**ISTRUZIONE A**
Ricopia per intero, senza alcuna modifica, il brano sulle distanze degli alberi previste dall'art. 892 c.c.

**TESTO RIPORTATO**
==*==
Ai fini della verifica del rispetto delle distanze stabilite dall’art. 892 c.c., la Corte distrettuale ha tenuto conto dell’altezza degli alberi nei limiti ‘ del solo loro tronco ‘, ritenendo irrilevante l’ulteriore estensione verso l’alto dei rami sino alla sommità della chioma (cfr. pag. 5 della sentenza impugnata). Orbene, se è corretta l’affermazione del giudice di merito che ai fini della classificazione degli alberi ai sensi dell’art. 892 c.c. non debba essere presa in considerazione l’altezza raggiunta dalla sommità della chioma, non è condivisibile la limitazione della misurazione del ‘fusto’ alla sola estensione del ‘tronco’ propriamente detto, con esclusione di qualsivoglia rilevanza delle diramazioni che da esso si dipartono.
==*==
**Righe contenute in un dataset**
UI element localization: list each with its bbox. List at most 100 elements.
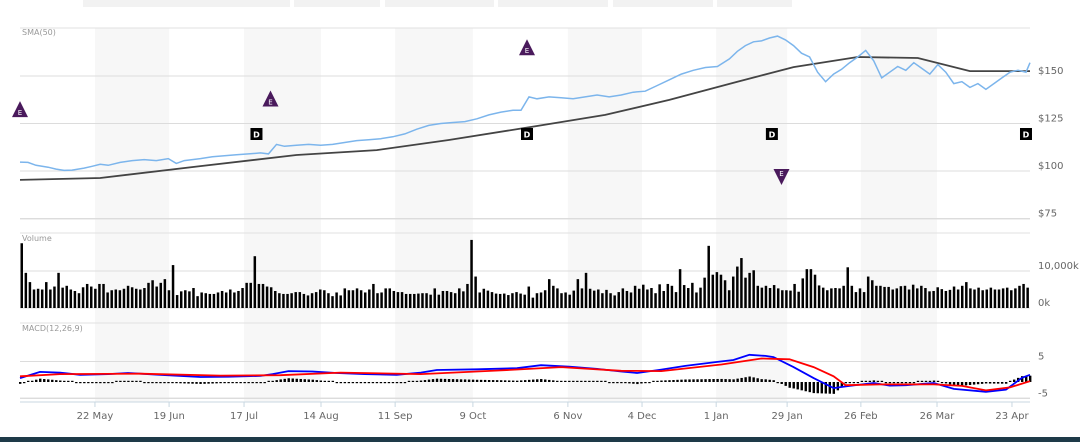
toolbar-button-1[interactable] xyxy=(83,0,290,7)
volume-bar xyxy=(94,288,97,308)
volume-bar xyxy=(359,290,363,308)
volume-bar xyxy=(204,293,207,308)
volume-bar xyxy=(723,280,727,308)
macd-histogram-bar xyxy=(467,379,471,382)
volume-bar xyxy=(736,266,739,308)
macd-histogram-bar xyxy=(920,380,924,382)
macd-histogram-bar xyxy=(319,380,322,382)
macd-histogram-bar xyxy=(31,380,34,382)
macd-axis-label: 5 xyxy=(1038,352,1044,363)
macd-histogram-bar xyxy=(207,382,210,384)
macd-histogram-bar xyxy=(127,380,130,382)
volume-bar xyxy=(838,288,841,308)
volume-bar xyxy=(147,282,150,308)
volume-bar xyxy=(437,294,441,308)
macd-histogram-bar xyxy=(872,380,876,382)
volume-bar xyxy=(793,283,796,308)
macd-histogram-bar xyxy=(55,380,58,382)
volume-bar xyxy=(633,285,637,308)
macd-histogram-bar xyxy=(620,382,623,384)
macd-histogram-bar xyxy=(383,382,387,384)
macd-histogram-bar xyxy=(151,382,154,384)
macd-histogram-bar xyxy=(720,378,723,382)
volume-bar xyxy=(597,289,600,308)
macd-histogram-bar xyxy=(688,379,691,382)
volume-bar xyxy=(355,288,359,308)
volume-bar xyxy=(368,289,371,308)
volume-bar xyxy=(212,293,216,308)
volume-bar xyxy=(220,290,224,308)
volume-bar xyxy=(646,289,649,308)
macd-histogram-bar xyxy=(988,382,992,384)
volume-bar xyxy=(621,288,625,308)
macd-histogram-bar xyxy=(219,382,222,384)
toolbar-button-5[interactable] xyxy=(613,0,713,7)
toolbar-button-6[interactable] xyxy=(717,0,792,7)
macd-histogram-bar xyxy=(399,382,403,384)
volume-bar xyxy=(731,276,735,308)
macd-histogram-bar xyxy=(339,382,343,384)
macd-histogram-bar xyxy=(163,382,166,384)
volume-bar xyxy=(850,285,854,308)
macd-histogram-bar xyxy=(299,378,302,382)
volume-bar xyxy=(229,289,232,308)
volume-bar xyxy=(695,292,698,308)
volume-bar xyxy=(973,289,976,308)
volume-bar xyxy=(605,289,608,308)
volume-bar xyxy=(470,239,473,308)
volume-bar xyxy=(826,290,829,308)
volume-bar xyxy=(98,283,101,308)
macd-histogram-bar xyxy=(115,380,118,382)
signal-line xyxy=(19,357,1031,392)
dividend-marker xyxy=(1019,128,1032,140)
macd-histogram-bar xyxy=(532,379,535,382)
volume-bar xyxy=(253,256,257,308)
macd-histogram-bar xyxy=(111,382,114,384)
volume-bar xyxy=(126,285,130,308)
volume-bar xyxy=(380,292,383,308)
macd-histogram-bar xyxy=(43,379,46,382)
volume-bar xyxy=(36,288,40,308)
volume-bar xyxy=(637,288,641,308)
macd-histogram-bar xyxy=(596,380,599,382)
earnings-marker xyxy=(519,39,536,56)
macd-histogram-bar xyxy=(556,380,559,382)
macd-histogram-bar xyxy=(844,382,848,384)
earnings-marker-label: E xyxy=(268,99,272,107)
volume-bar xyxy=(515,292,518,308)
volume-bar xyxy=(363,292,367,308)
macd-histogram-bar xyxy=(323,380,327,382)
macd-histogram-bar xyxy=(692,379,695,382)
toolbar-button-3[interactable] xyxy=(385,0,494,7)
macd-histogram-bar xyxy=(303,379,306,382)
volume-bar xyxy=(466,283,469,308)
macd-histogram-bar xyxy=(1000,382,1004,384)
x-axis-label: 29 Jan xyxy=(771,411,802,422)
volume-bar xyxy=(433,288,436,308)
volume-bar xyxy=(535,293,539,308)
volume-bar xyxy=(858,288,862,308)
toolbar-button-2[interactable] xyxy=(294,0,380,7)
volume-bar xyxy=(237,290,240,308)
macd-histogram-bar xyxy=(359,382,363,384)
volume-bar xyxy=(343,288,347,308)
volume-bar xyxy=(453,293,457,308)
volume-panel-label: Volume xyxy=(22,234,52,243)
macd-histogram-bar xyxy=(876,380,880,382)
macd-histogram-bar xyxy=(724,379,727,382)
toolbar-button-4[interactable] xyxy=(498,0,608,7)
volume-bar xyxy=(539,292,543,308)
volume-bar xyxy=(666,283,670,308)
volume-bar xyxy=(584,272,588,308)
macd-histogram-bar xyxy=(752,377,755,382)
macd-histogram-bar xyxy=(211,382,214,384)
volume-bar xyxy=(139,289,142,308)
volume-bar xyxy=(625,290,629,308)
macd-histogram-bar xyxy=(427,379,431,382)
volume-bar xyxy=(642,284,645,308)
volume-bar xyxy=(552,285,555,308)
macd-histogram-bar xyxy=(195,382,198,384)
volume-bar xyxy=(408,293,412,308)
macd-histogram-bar xyxy=(423,380,427,382)
volume-bar xyxy=(944,290,948,308)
==*==
**ISTRUZIONE B**
Presenta sotto forma di elenco numerato le righe del dataset che partono da quella contenente "toolbar-button-1[interactable] xyxy=(83,0,290,7)" e arrivano a quella contenente "macd-histogram-bar xyxy=(31,380,34,382)", entrambe incluse, tralasciando quelle vuote.

**RISULTATO FINALE A**
Ai fini della verifica del rispetto delle distanze stabilite dall’art. 892 c.c., la Corte distrettuale ha tenuto conto dell’altezza degli alberi nei limiti ‘ del solo loro tronco ‘, ritenendo irrilevante l’ulteriore estensione verso l’alto dei rami sino alla sommità della chioma (cfr. pag. 5 della sentenza impugnata). Orbene, se è corretta l’affermazione del giudice di merito che ai fini della classificazione degli alberi ai sensi dell’art. 892 c.c. non debba essere presa in considerazione l’altezza raggiunta dalla sommità della chioma, non è condivisibile la limitazione della misurazione del ‘fusto’ alla sola estensione del ‘tronco’ propriamente detto, con esclusione di qualsivoglia rilevanza delle diramazioni che da esso si dipartono.

**RISULTATO FINALE B**
1. toolbar-button-1[interactable] xyxy=(83,0,290,7)
2. volume-bar xyxy=(94,288,97,308)
3. volume-bar xyxy=(359,290,363,308)
4. volume-bar xyxy=(204,293,207,308)
5. volume-bar xyxy=(723,280,727,308)
6. macd-histogram-bar xyxy=(467,379,471,382)
7. volume-bar xyxy=(736,266,739,308)
8. macd-histogram-bar xyxy=(920,380,924,382)
9. macd-histogram-bar xyxy=(319,380,322,382)
10. macd-histogram-bar xyxy=(31,380,34,382)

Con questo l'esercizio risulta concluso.